→ Problem description:
Each entry must be reproduced precisely as it stands.
........
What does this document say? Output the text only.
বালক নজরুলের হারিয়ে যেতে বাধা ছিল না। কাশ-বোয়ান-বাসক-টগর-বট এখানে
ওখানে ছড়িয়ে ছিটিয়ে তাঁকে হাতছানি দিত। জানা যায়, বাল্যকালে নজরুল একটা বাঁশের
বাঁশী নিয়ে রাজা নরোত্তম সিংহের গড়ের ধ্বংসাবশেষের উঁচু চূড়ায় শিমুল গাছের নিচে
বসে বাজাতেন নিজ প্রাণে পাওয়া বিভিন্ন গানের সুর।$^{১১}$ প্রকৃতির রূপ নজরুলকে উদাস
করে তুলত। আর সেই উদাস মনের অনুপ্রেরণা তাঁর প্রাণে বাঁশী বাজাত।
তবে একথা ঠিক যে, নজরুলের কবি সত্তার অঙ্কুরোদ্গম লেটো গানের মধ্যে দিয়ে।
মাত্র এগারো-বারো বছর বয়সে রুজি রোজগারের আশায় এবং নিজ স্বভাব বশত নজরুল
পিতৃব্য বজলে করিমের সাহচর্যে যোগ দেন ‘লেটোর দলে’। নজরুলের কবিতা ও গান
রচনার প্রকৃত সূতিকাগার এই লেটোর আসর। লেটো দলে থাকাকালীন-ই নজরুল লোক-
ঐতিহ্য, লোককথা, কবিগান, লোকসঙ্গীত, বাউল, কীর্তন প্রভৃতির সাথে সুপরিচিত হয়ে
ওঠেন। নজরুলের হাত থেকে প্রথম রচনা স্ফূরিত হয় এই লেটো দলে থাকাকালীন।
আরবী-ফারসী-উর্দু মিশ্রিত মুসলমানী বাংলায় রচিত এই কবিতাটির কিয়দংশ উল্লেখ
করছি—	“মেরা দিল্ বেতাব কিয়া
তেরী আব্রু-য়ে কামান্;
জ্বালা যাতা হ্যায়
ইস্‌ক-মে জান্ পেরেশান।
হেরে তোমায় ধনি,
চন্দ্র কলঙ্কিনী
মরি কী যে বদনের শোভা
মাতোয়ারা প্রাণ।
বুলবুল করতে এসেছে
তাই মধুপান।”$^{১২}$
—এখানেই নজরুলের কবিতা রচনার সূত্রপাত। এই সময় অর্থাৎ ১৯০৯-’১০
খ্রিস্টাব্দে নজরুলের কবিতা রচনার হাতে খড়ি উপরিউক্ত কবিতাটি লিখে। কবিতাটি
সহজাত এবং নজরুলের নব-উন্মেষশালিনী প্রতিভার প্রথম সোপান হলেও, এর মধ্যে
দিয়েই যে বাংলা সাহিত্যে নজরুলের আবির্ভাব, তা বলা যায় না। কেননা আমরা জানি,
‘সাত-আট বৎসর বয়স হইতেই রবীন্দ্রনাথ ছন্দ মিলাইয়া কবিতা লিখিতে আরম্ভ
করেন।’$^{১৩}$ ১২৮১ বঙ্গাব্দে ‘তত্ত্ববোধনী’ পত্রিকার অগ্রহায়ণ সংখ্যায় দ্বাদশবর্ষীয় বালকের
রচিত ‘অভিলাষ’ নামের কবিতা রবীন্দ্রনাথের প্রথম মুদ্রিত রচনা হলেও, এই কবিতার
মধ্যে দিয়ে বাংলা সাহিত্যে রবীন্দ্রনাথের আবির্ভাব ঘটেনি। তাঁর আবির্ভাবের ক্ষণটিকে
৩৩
........
→ The reply:
What does this document say? Output the text only.
বালক নজরুলের হারিয়ে যেতে বাধা ছিল না। কাশ-বোয়ান-বাসক-টগর-বট এখানে
ওখানে ছড়িয়ে ছিটিয়ে তাঁকে হাতছানি দিত। জানা যায়, বাল্যকালে নজরুল একটা বাঁশের
বাঁশী নিয়ে রাজা নরোত্তম সিংহের গড়ের ধ্বংসাবশেষের উঁচু চূড়ায় শিমুল গাছের নিচে
বসে বাজাতেন নিজ প্রাণে পাওয়া বিভিন্ন গানের সুর।$^{১১}$ প্রকৃতির রূপ নজরুলকে উদাস
করে তুলত। আর সেই উদাস মনের অনুপ্রেরণা তাঁর প্রাণে বাঁশী বাজাত।
তবে একথা ঠিক যে, নজরুলের কবি সত্তার অঙ্কুরোদ্গম লেটো গানের মধ্যে দিয়ে।
মাত্র এগারো-বারো বছর বয়সে রুজি রোজগারের আশায় এবং নিজ স্বভাব বশত নজরুল
পিতৃব্য বজলে করিমের সাহচর্যে যোগ দেন ‘লেটোর দলে’। নজরুলের কবিতা ও গান
রচনার প্রকৃত সূতিকাগার এই লেটোর আসর। লেটো দলে থাকাকালীন-ই নজরুল লোক-
ঐতিহ্য, লোককথা, কবিগান, লোকসঙ্গীত, বাউল, কীর্তন প্রভৃতির সাথে সুপরিচিত হয়ে
ওঠেন। নজরুলের হাত থেকে প্রথম রচনা স্ফূরিত হয় এই লেটো দলে থাকাকালীন।
আরবী-ফারসী-উর্দু মিশ্রিত মুসলমানী বাংলায় রচিত এই কবিতাটির কিয়দংশ উল্লেখ
করছি—	“মেরা দিল্ বেতাব কিয়া
তেরী আব্রু-য়ে কামান্;
জ্বালা যাতা হ্যায়
ইস্‌ক-মে জান্ পেরেশান।
হেরে তোমায় ধনি,
চন্দ্র কলঙ্কিনী
মরি কী যে বদনের শোভা
মাতোয়ারা প্রাণ।
বুলবুল করতে এসেছে
তাই মধুপান।”$^{১২}$
—এখানেই নজরুলের কবিতা রচনার সূত্রপাত। এই সময় অর্থাৎ ১৯০৯-’১০
খ্রিস্টাব্দে নজরুলের কবিতা রচনার হাতে খড়ি উপরিউক্ত কবিতাটি লিখে। কবিতাটি
সহজাত এবং নজরুলের নব-উন্মেষশালিনী প্রতিভার প্রথম সোপান হলেও, এর মধ্যে
দিয়েই যে বাংলা সাহিত্যে নজরুলের আবির্ভাব, তা বলা যায় না। কেননা আমরা জানি,
‘সাত-আট বৎসর বয়স হইতেই রবীন্দ্রনাথ ছন্দ মিলাইয়া কবিতা লিখিতে আরম্ভ
করেন।’$^{১৩}$ ১২৮১ বঙ্গাব্দে ‘তত্ত্ববোধনী’ পত্রিকার অগ্রহায়ণ সংখ্যায় দ্বাদশবর্ষীয় বালকের
রচিত ‘অভিলাষ’ নামের কবিতা রবীন্দ্রনাথের প্রথম মুদ্রিত রচনা হলেও, এই কবিতার
মধ্যে দিয়ে বাংলা সাহিত্যে রবীন্দ্রনাথের আবির্ভাব ঘটেনি। তাঁর আবির্ভাবের ক্ষণটিকে
৩৩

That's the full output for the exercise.